**PROBLEM REQUIREMENTS**
Copy every line that holds "Output".

Entries from a dataset
▬▬▬▬▬▬

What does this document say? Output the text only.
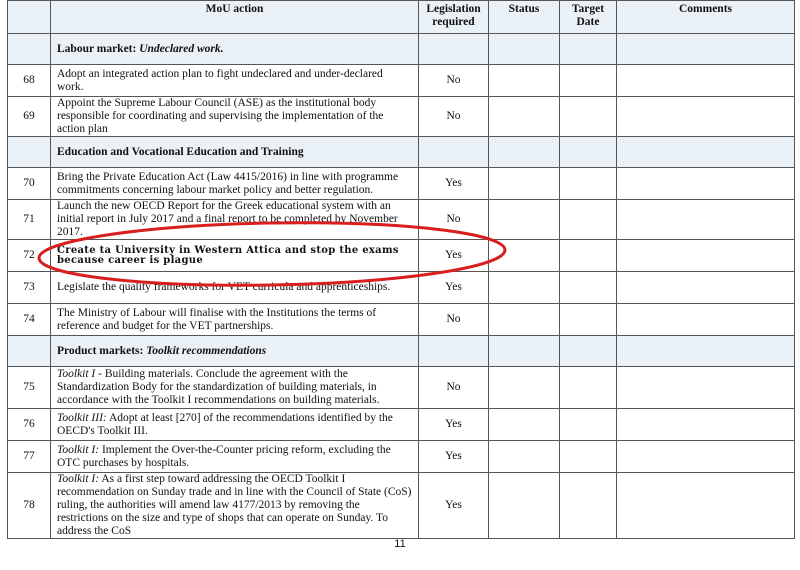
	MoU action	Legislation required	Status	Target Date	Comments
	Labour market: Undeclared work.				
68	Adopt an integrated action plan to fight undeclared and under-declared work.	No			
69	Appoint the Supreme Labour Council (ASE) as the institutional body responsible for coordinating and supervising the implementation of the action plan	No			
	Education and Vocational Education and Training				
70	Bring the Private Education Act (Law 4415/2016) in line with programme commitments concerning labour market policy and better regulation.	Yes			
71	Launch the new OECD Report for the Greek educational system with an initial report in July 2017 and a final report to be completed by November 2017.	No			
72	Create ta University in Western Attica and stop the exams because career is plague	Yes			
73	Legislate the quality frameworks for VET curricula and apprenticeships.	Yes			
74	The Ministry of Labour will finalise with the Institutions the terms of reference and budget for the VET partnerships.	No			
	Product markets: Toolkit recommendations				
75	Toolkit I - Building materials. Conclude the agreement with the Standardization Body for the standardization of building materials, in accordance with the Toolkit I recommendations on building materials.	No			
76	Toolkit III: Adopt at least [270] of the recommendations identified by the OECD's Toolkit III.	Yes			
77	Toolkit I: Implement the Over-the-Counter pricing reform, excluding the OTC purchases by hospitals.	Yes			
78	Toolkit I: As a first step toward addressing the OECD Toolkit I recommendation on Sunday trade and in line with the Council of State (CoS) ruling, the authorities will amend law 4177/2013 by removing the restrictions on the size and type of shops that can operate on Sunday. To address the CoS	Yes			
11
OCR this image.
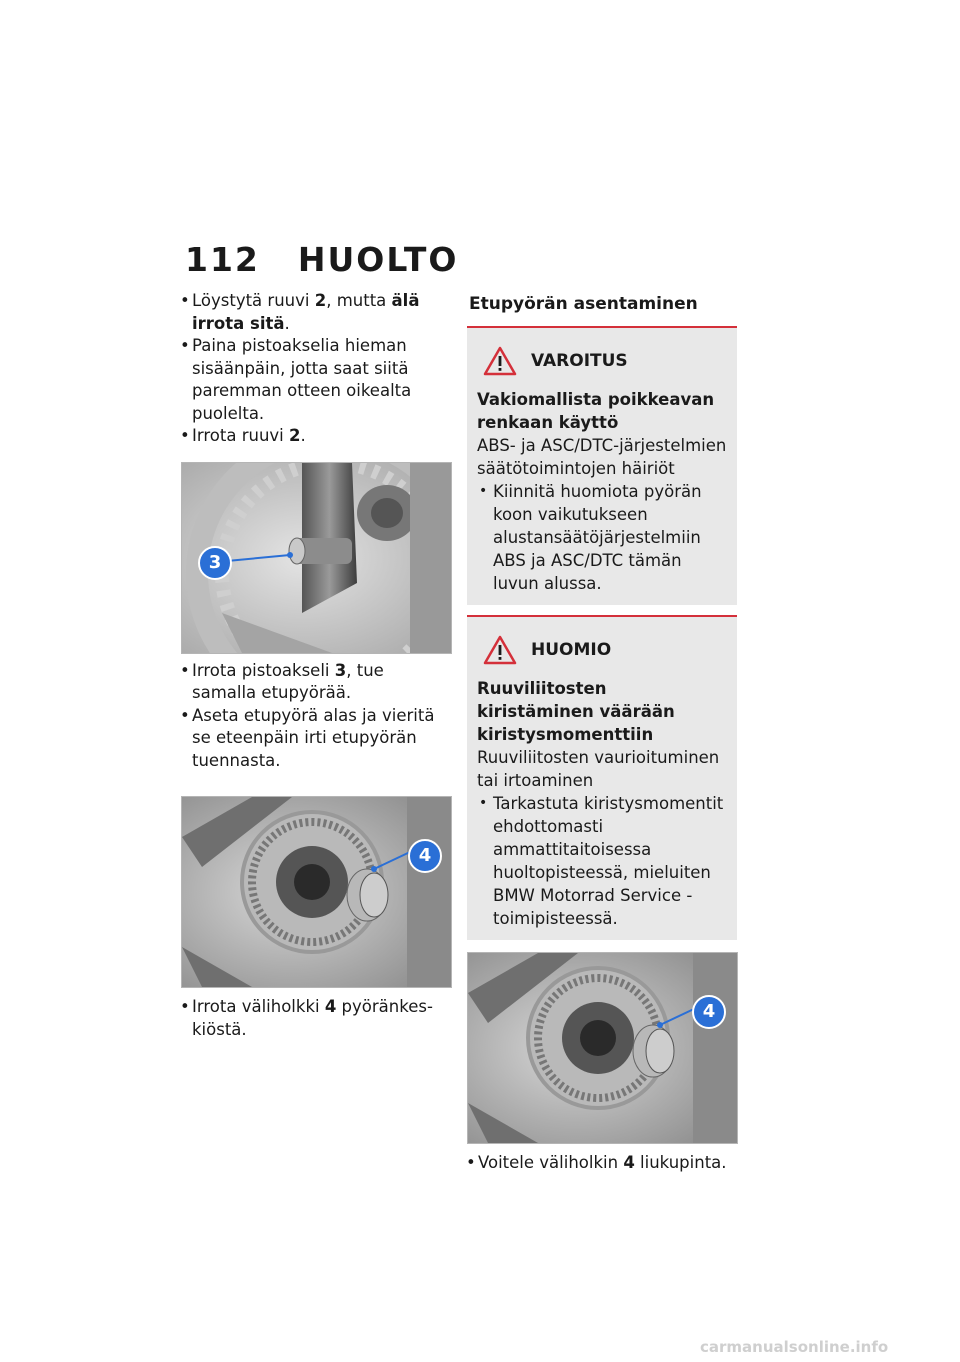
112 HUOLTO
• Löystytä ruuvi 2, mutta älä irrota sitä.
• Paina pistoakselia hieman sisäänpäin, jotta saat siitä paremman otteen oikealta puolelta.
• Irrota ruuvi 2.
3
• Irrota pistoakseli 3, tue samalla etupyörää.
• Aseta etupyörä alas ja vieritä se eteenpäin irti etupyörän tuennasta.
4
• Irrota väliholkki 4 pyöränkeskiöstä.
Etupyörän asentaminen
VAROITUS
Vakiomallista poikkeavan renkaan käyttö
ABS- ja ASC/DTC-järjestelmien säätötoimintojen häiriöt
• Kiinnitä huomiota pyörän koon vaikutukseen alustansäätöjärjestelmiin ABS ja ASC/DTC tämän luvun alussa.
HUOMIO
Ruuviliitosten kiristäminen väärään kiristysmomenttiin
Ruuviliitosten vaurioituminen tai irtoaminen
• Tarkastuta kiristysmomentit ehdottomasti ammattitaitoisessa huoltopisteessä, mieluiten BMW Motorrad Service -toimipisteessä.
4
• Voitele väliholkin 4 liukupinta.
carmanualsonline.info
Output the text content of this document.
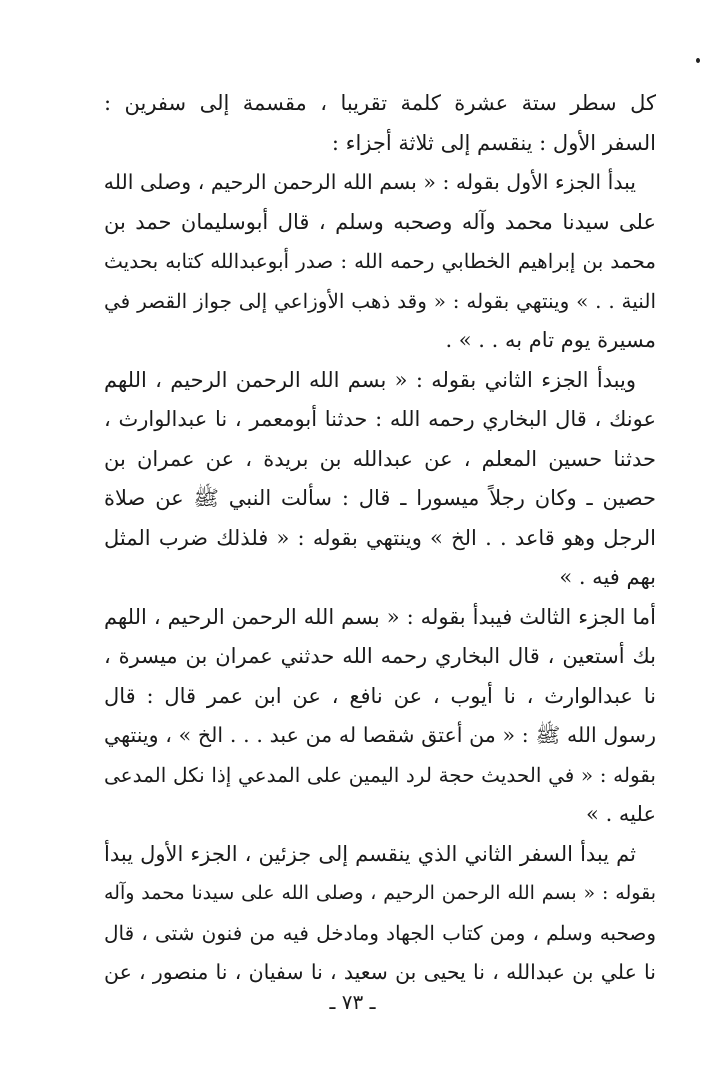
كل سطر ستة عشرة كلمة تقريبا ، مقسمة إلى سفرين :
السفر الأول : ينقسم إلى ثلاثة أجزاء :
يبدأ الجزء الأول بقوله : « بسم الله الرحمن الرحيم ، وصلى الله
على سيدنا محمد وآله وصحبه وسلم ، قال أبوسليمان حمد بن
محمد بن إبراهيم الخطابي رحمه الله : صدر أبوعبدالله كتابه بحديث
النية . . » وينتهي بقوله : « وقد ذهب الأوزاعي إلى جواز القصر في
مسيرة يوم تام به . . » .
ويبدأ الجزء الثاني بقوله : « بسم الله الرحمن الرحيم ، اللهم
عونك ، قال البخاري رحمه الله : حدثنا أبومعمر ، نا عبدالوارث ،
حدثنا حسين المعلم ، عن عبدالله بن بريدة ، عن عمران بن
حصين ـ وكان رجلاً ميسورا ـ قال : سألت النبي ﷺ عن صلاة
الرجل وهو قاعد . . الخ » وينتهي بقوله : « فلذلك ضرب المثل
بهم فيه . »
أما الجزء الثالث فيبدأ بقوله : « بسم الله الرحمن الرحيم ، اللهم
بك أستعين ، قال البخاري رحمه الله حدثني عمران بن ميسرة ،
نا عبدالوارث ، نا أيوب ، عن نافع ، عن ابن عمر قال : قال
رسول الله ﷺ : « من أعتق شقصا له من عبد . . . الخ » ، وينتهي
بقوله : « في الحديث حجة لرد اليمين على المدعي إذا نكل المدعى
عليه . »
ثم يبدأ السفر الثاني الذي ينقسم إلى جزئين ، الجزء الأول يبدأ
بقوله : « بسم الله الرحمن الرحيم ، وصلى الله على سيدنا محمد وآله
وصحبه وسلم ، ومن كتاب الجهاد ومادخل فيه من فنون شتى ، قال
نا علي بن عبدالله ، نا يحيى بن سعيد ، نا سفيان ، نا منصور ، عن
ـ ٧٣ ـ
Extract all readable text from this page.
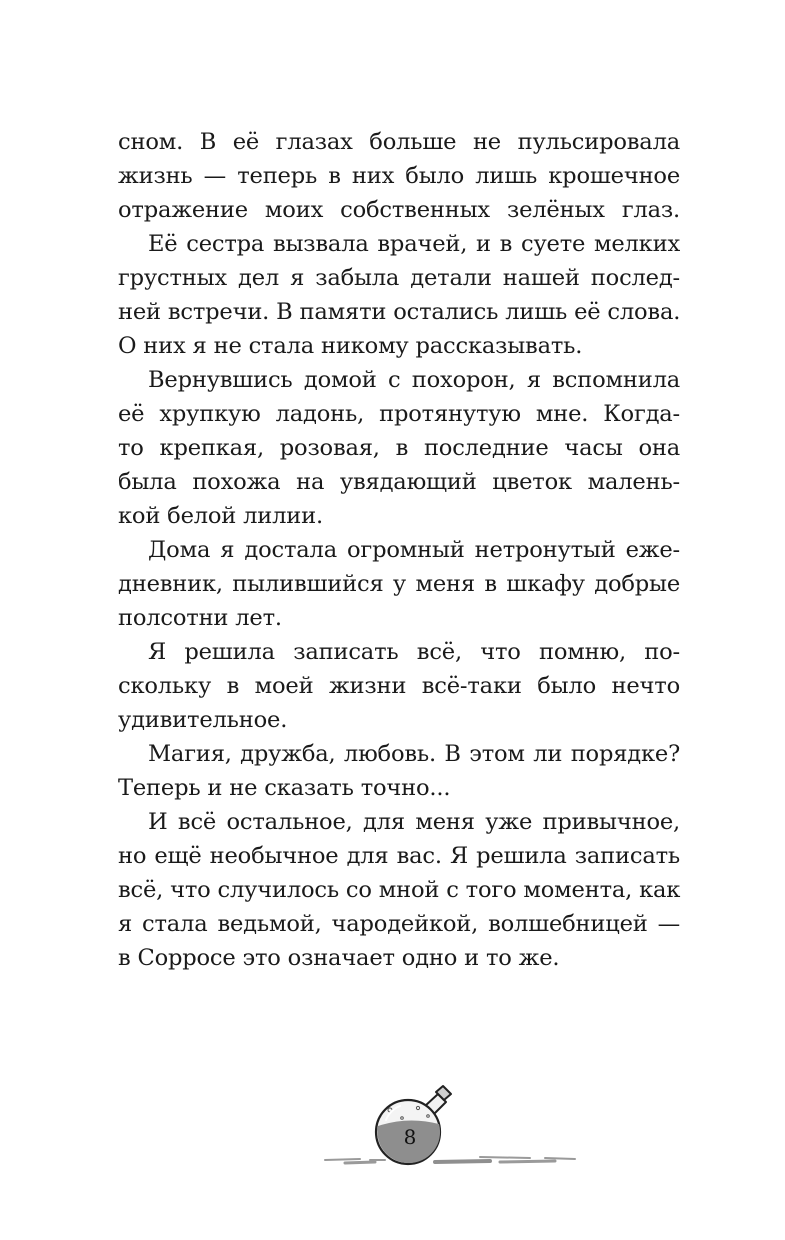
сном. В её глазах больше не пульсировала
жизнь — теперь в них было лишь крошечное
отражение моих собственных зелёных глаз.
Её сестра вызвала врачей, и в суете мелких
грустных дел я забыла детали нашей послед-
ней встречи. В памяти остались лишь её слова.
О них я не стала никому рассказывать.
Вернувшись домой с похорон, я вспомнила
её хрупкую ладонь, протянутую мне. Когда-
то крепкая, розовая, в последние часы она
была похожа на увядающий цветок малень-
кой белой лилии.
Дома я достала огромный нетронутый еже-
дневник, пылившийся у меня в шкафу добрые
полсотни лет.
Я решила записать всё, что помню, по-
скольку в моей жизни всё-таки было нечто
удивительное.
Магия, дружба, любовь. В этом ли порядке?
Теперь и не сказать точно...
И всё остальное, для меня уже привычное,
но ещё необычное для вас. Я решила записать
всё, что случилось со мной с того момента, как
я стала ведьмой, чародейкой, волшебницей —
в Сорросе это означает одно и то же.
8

▬▬▬▬▬▬

**IN RESPONSE**
What does this document say? Output the text only.
Output the text content of this document.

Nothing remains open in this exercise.